Identify all lines of the data containing the string "ylabel" and copy them.

● ● ● ● ●

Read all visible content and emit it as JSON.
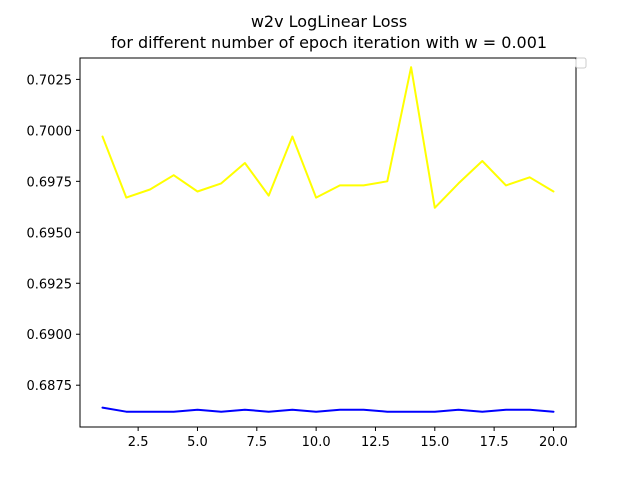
{
  "chart_data": {
    "type": "line",
    "title": "w2v LogLinear Loss",
    "subtitle": "for different number of epoch iteration with w = 0.001",
    "xlabel": "",
    "ylabel": "",
    "x": [
      1,
      2,
      3,
      4,
      5,
      6,
      7,
      8,
      9,
      10,
      11,
      12,
      13,
      14,
      15,
      16,
      17,
      18,
      19,
      20
    ],
    "xlim": [
      0.05,
      20.95
    ],
    "ylim": [
      0.68545,
      0.70355
    ],
    "xticks": [
      2.5,
      5.0,
      7.5,
      10.0,
      12.5,
      15.0,
      17.5,
      20.0
    ],
    "xtick_labels": [
      "2.5",
      "5.0",
      "7.5",
      "10.0",
      "12.5",
      "15.0",
      "17.5",
      "20.0"
    ],
    "yticks": [
      0.6875,
      0.69,
      0.6925,
      0.695,
      0.6975,
      0.7,
      0.7025
    ],
    "ytick_labels": [
      "0.6875",
      "0.6900",
      "0.6925",
      "0.6950",
      "0.6975",
      "0.7000",
      "0.7025"
    ],
    "grid": false,
    "legend": "upper right (empty)",
    "series": [
      {
        "color": "#ffff00",
        "values": [
          0.6997,
          0.6967,
          0.6971,
          0.6978,
          0.697,
          0.6974,
          0.6984,
          0.6968,
          0.6997,
          0.6967,
          0.6973,
          0.6973,
          0.6975,
          0.7031,
          0.6962,
          0.6974,
          0.6985,
          0.6973,
          0.6977,
          0.697
        ]
      },
      {
        "color": "#0000ff",
        "values": [
          0.6864,
          0.6862,
          0.6862,
          0.6862,
          0.6863,
          0.6862,
          0.6863,
          0.6862,
          0.6863,
          0.6862,
          0.6863,
          0.6863,
          0.6862,
          0.6862,
          0.6862,
          0.6863,
          0.6862,
          0.6863,
          0.6863,
          0.6862
        ]
      }
    ]
  }
}
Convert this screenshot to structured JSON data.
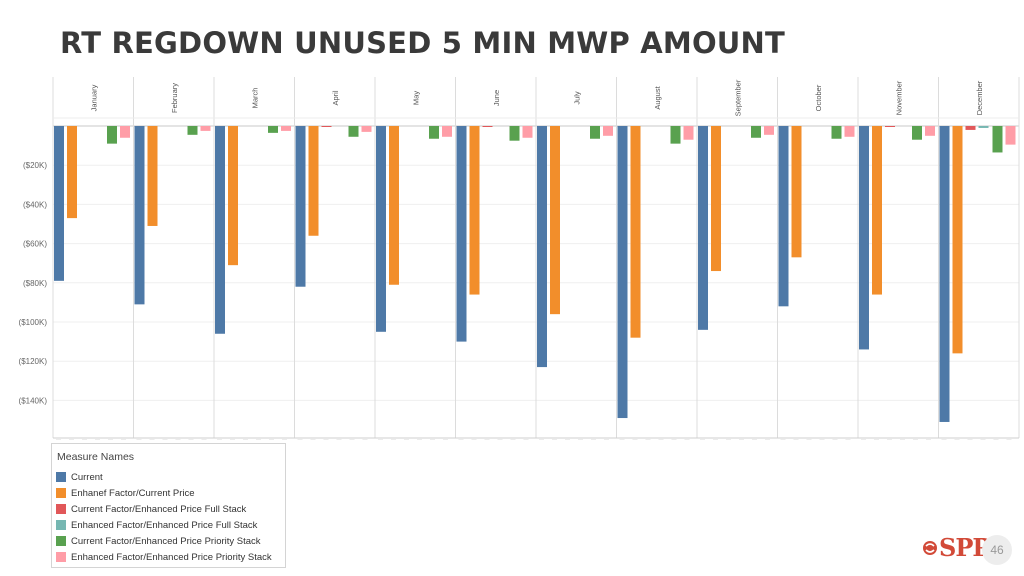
{
  "title": "RT REGDOWN UNUSED 5 MIN MWP AMOUNT",
  "chart_data": {
    "type": "bar",
    "title": "RT REGDOWN UNUSED 5 MIN MWP AMOUNT",
    "xlabel": "",
    "ylabel": "",
    "ylim": [
      -160000,
      0
    ],
    "yticks": [
      0,
      -20000,
      -40000,
      -60000,
      -80000,
      -100000,
      -120000,
      -140000
    ],
    "ytick_labels": [
      "",
      "($20K)",
      "($40K)",
      "($60K)",
      "($80K)",
      "($100K)",
      "($120K)",
      "($140K)"
    ],
    "categories": [
      "January",
      "February",
      "March",
      "April",
      "May",
      "June",
      "July",
      "August",
      "September",
      "October",
      "November",
      "December"
    ],
    "legend_title": "Measure Names",
    "series": [
      {
        "name": "Current",
        "color": "#4e79a7",
        "values": [
          -79000,
          -91000,
          -106000,
          -82000,
          -105000,
          -110000,
          -123000,
          -149000,
          -104000,
          -92000,
          -114000,
          -151000
        ]
      },
      {
        "name": "Enhanef Factor/Current Price",
        "color": "#f28e2b",
        "values": [
          -47000,
          -51000,
          -71000,
          -56000,
          -81000,
          -86000,
          -96000,
          -108000,
          -74000,
          -67000,
          -86000,
          -116000
        ]
      },
      {
        "name": "Current Factor/Enhanced Price Full Stack",
        "color": "#e15759",
        "values": [
          0,
          0,
          0,
          -500,
          0,
          -500,
          0,
          0,
          0,
          0,
          -500,
          -2000
        ]
      },
      {
        "name": "Enhanced Factor/Enhanced Price Full Stack",
        "color": "#76b7b2",
        "values": [
          0,
          0,
          0,
          0,
          0,
          0,
          0,
          0,
          0,
          0,
          0,
          -1000
        ]
      },
      {
        "name": "Current Factor/Enhanced Price Priority Stack",
        "color": "#59a14f",
        "values": [
          -9000,
          -4500,
          -3500,
          -5500,
          -6500,
          -7500,
          -6500,
          -9000,
          -6000,
          -6500,
          -7000,
          -13500
        ]
      },
      {
        "name": "Enhanced Factor/Enhanced Price Priority Stack",
        "color": "#ff9da7",
        "values": [
          -6000,
          -2500,
          -2500,
          -3000,
          -5500,
          -6000,
          -5000,
          -7000,
          -4500,
          -5500,
          -5000,
          -9500
        ]
      }
    ],
    "legend_position": "bottom-left",
    "grid": true
  },
  "logo_text": "SPP",
  "page_number": "46"
}
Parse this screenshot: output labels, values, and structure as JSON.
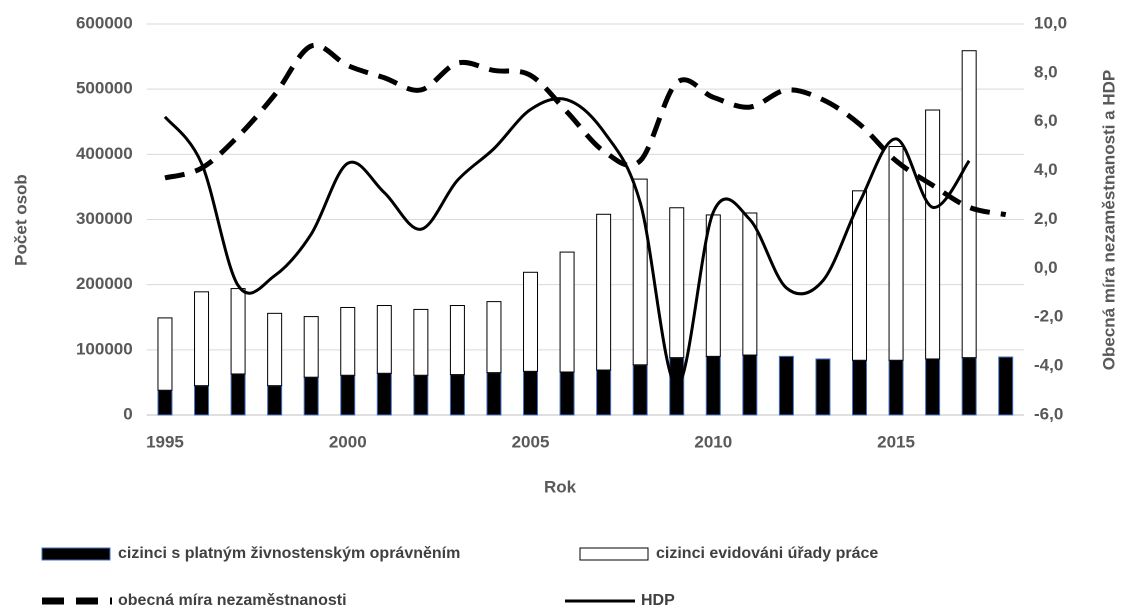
{
  "chart_data": {
    "type": "bar",
    "xlabel": "Rok",
    "ylabel": "Počet osob",
    "y2label": "Obecná míra nezaměstnanosti a HDP",
    "categories": [
      "1995",
      null,
      null,
      null,
      null,
      "2000",
      null,
      null,
      null,
      null,
      "2005",
      null,
      null,
      null,
      null,
      "2010",
      null,
      null,
      null,
      null,
      "2015",
      null,
      null,
      null
    ],
    "stacked": true,
    "grid": true,
    "legend": "bottom",
    "ylim": [
      0,
      600000
    ],
    "yticks": [
      0,
      100000,
      200000,
      300000,
      400000,
      500000,
      600000
    ],
    "y2lim": [
      -6,
      10
    ],
    "y2ticks": [
      {
        "value": -6,
        "label": "-6,0"
      },
      {
        "value": -4,
        "label": "-4,0"
      },
      {
        "value": -2,
        "label": "-2,0"
      },
      {
        "value": 0,
        "label": "0,0"
      },
      {
        "value": 2,
        "label": "2,0"
      },
      {
        "value": 4,
        "label": "4,0"
      },
      {
        "value": 6,
        "label": "6,0"
      },
      {
        "value": 8,
        "label": "8,0"
      },
      {
        "value": 10,
        "label": "10,0"
      }
    ],
    "series": [
      {
        "name": "cizinci s platným živnostenským oprávněním",
        "type": "bar",
        "color": "#000000",
        "edge": "#4472c4",
        "values": [
          38000,
          45000,
          63000,
          45000,
          58000,
          61000,
          64000,
          61000,
          62000,
          65000,
          67000,
          66000,
          69000,
          77000,
          88000,
          90000,
          92000,
          90000,
          86000,
          84000,
          84000,
          86000,
          88000,
          89000
        ]
      },
      {
        "name": "cizinci evidováni úřady práce",
        "type": "bar",
        "color": "#ffffff",
        "edge": "#000000",
        "values": [
          111000,
          144000,
          131000,
          111000,
          93000,
          104000,
          104000,
          101000,
          106000,
          109000,
          152000,
          184000,
          239000,
          285000,
          230000,
          217000,
          218000,
          null,
          null,
          260000,
          328000,
          382000,
          471000,
          null
        ]
      },
      {
        "name": "obecná míra nezaměstnanosti",
        "type": "line",
        "axis": "y2",
        "color": "#000000",
        "dashed": true,
        "values": [
          3.7,
          4.1,
          5.4,
          7.1,
          9.1,
          8.3,
          7.8,
          7.3,
          8.4,
          8.1,
          7.9,
          6.4,
          4.8,
          4.4,
          7.6,
          7.0,
          6.6,
          7.3,
          6.9,
          5.9,
          4.4,
          3.4,
          2.5,
          2.2
        ]
      },
      {
        "name": "HDP",
        "type": "line",
        "axis": "y2",
        "color": "#000000",
        "dashed": false,
        "values": [
          6.2,
          4.3,
          -0.7,
          -0.3,
          1.4,
          4.3,
          3.1,
          1.6,
          3.6,
          4.9,
          6.5,
          6.9,
          5.6,
          2.7,
          -4.8,
          2.3,
          2.0,
          -0.8,
          -0.5,
          2.7,
          5.3,
          2.5,
          4.4,
          null
        ]
      }
    ]
  }
}
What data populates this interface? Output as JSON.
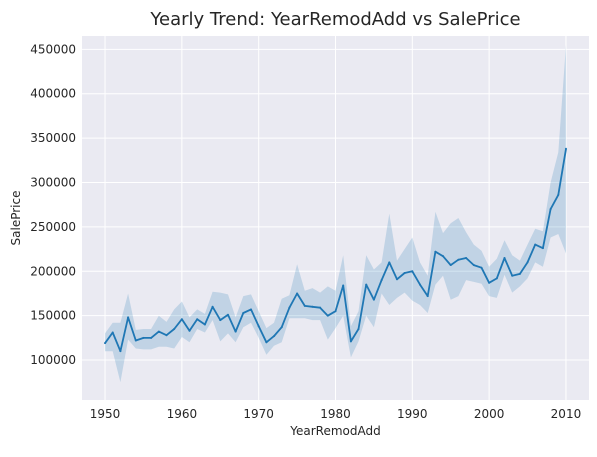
{
  "chart_data": {
    "type": "line",
    "title": "Yearly Trend: YearRemodAdd vs SalePrice",
    "xlabel": "YearRemodAdd",
    "ylabel": "SalePrice",
    "xlim": [
      1947,
      2013
    ],
    "ylim": [
      55000,
      465000
    ],
    "xticks": [
      1950,
      1960,
      1970,
      1980,
      1990,
      2000,
      2010
    ],
    "yticks": [
      100000,
      150000,
      200000,
      250000,
      300000,
      350000,
      400000,
      450000
    ],
    "grid": true,
    "series": [
      {
        "name": "SalePrice",
        "color": "#1f77b4",
        "band_color": "#1f77b4",
        "x": [
          1950,
          1951,
          1952,
          1953,
          1954,
          1955,
          1956,
          1957,
          1958,
          1959,
          1960,
          1961,
          1962,
          1963,
          1964,
          1965,
          1966,
          1967,
          1968,
          1969,
          1970,
          1971,
          1972,
          1973,
          1974,
          1975,
          1976,
          1977,
          1978,
          1979,
          1980,
          1981,
          1982,
          1983,
          1984,
          1985,
          1986,
          1987,
          1988,
          1989,
          1990,
          1991,
          1992,
          1993,
          1994,
          1995,
          1996,
          1997,
          1998,
          1999,
          2000,
          2001,
          2002,
          2003,
          2004,
          2005,
          2006,
          2007,
          2008,
          2009,
          2010
        ],
        "y": [
          119000,
          131000,
          110000,
          148000,
          122000,
          125000,
          125000,
          132000,
          128000,
          135000,
          146000,
          133000,
          146000,
          140000,
          160000,
          145000,
          151000,
          132000,
          153000,
          157000,
          138000,
          120000,
          127000,
          137000,
          159000,
          175000,
          161000,
          160000,
          159000,
          150000,
          155000,
          184000,
          121000,
          135000,
          185000,
          168000,
          190000,
          210000,
          191000,
          198000,
          200000,
          185000,
          172000,
          222000,
          217000,
          207000,
          213000,
          215000,
          207000,
          204000,
          187000,
          192000,
          215000,
          195000,
          197000,
          210000,
          230000,
          226000,
          270000,
          286000,
          338000
        ],
        "ci_low": [
          110000,
          110000,
          75000,
          123000,
          113000,
          112000,
          112000,
          115000,
          115000,
          113000,
          126000,
          120000,
          135000,
          131000,
          145000,
          121000,
          130000,
          120000,
          137000,
          142000,
          125000,
          106000,
          116000,
          120000,
          147000,
          147000,
          147000,
          145000,
          145000,
          123000,
          136000,
          150000,
          103000,
          121000,
          150000,
          137000,
          175000,
          162000,
          170000,
          176000,
          167000,
          162000,
          153000,
          185000,
          195000,
          168000,
          172000,
          190000,
          188000,
          186000,
          172000,
          170000,
          196000,
          176000,
          183000,
          192000,
          210000,
          205000,
          238000,
          242000,
          220000
        ],
        "ci_high": [
          130000,
          142000,
          142000,
          175000,
          134000,
          135000,
          135000,
          150000,
          143000,
          157000,
          166000,
          148000,
          157000,
          152000,
          177000,
          176000,
          174000,
          148000,
          172000,
          174000,
          155000,
          136000,
          142000,
          169000,
          173000,
          208000,
          178000,
          181000,
          176000,
          183000,
          178000,
          218000,
          138000,
          155000,
          218000,
          202000,
          210000,
          265000,
          212000,
          225000,
          238000,
          210000,
          195000,
          267000,
          243000,
          254000,
          260000,
          244000,
          230000,
          223000,
          205000,
          214000,
          235000,
          218000,
          212000,
          230000,
          248000,
          245000,
          300000,
          334000,
          455000
        ]
      }
    ]
  }
}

● ● ● ● ●

**EXERCISE RESULT**:
    "ylabel": "",
    "ylabel": "",
    "ylabel": "Počet osob",
    "ylabel": "SalePrice",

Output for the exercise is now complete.